Collected data entries:
BEGIN
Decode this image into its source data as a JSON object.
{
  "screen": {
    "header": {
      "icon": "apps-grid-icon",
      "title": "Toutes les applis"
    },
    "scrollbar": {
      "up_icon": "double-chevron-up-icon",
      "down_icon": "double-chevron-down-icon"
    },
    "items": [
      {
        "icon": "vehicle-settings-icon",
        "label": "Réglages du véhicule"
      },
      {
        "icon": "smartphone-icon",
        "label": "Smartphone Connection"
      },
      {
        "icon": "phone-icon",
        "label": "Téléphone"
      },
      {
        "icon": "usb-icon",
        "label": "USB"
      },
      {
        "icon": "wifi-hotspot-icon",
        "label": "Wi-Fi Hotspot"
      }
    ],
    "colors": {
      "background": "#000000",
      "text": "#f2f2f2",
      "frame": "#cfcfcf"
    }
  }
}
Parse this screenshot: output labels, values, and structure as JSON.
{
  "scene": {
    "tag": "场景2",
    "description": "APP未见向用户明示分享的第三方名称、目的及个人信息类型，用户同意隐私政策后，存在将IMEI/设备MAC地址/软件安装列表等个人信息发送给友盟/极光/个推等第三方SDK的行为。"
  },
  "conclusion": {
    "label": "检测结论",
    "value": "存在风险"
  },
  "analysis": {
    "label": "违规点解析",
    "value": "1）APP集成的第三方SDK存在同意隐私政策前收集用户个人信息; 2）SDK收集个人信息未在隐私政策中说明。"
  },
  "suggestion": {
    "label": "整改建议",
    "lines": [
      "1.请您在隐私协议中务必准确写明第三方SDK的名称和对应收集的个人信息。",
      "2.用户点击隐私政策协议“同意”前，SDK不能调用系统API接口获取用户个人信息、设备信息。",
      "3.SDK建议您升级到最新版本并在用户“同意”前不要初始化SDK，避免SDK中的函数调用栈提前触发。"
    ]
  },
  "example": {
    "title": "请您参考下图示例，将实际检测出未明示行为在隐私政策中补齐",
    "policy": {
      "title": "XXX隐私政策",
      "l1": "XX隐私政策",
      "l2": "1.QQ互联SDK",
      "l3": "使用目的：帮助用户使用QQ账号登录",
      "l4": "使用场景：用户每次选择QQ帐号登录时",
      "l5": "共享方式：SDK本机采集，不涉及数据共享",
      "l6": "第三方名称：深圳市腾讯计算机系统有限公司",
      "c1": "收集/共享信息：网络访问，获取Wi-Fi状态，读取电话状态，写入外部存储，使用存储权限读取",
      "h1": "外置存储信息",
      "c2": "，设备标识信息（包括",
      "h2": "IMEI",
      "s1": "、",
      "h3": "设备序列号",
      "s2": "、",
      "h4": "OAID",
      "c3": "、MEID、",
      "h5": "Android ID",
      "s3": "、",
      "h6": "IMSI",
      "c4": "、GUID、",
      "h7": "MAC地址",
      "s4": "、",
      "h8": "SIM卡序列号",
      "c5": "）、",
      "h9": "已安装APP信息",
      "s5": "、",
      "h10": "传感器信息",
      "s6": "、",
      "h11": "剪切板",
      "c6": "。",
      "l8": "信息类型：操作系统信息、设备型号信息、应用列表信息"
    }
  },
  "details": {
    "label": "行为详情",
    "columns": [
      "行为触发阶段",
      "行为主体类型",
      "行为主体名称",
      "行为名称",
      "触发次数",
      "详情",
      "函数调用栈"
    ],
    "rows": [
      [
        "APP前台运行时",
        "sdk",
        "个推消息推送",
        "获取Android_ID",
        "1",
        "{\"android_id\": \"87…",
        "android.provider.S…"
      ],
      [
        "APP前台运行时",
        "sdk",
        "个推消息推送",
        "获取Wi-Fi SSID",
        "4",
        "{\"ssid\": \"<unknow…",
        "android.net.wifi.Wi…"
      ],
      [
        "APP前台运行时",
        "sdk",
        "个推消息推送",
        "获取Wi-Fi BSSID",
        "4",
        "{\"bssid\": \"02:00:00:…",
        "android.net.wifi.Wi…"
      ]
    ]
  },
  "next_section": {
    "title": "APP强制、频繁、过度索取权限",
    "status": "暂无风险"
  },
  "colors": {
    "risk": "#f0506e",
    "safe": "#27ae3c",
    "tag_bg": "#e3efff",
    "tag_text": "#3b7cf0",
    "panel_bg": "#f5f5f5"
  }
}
END
Task prompt:
Identify and copy the lines holding the word "icon".

Exercise answer:
      "icon": "apps-grid-icon",
      "up_icon": "double-chevron-up-icon",
      "down_icon": "double-chevron-down-icon"
        "icon": "vehicle-settings-icon",
        "icon": "smartphone-icon",
        "icon": "phone-icon",
        "icon": "usb-icon",
        "icon": "wifi-hotspot-icon",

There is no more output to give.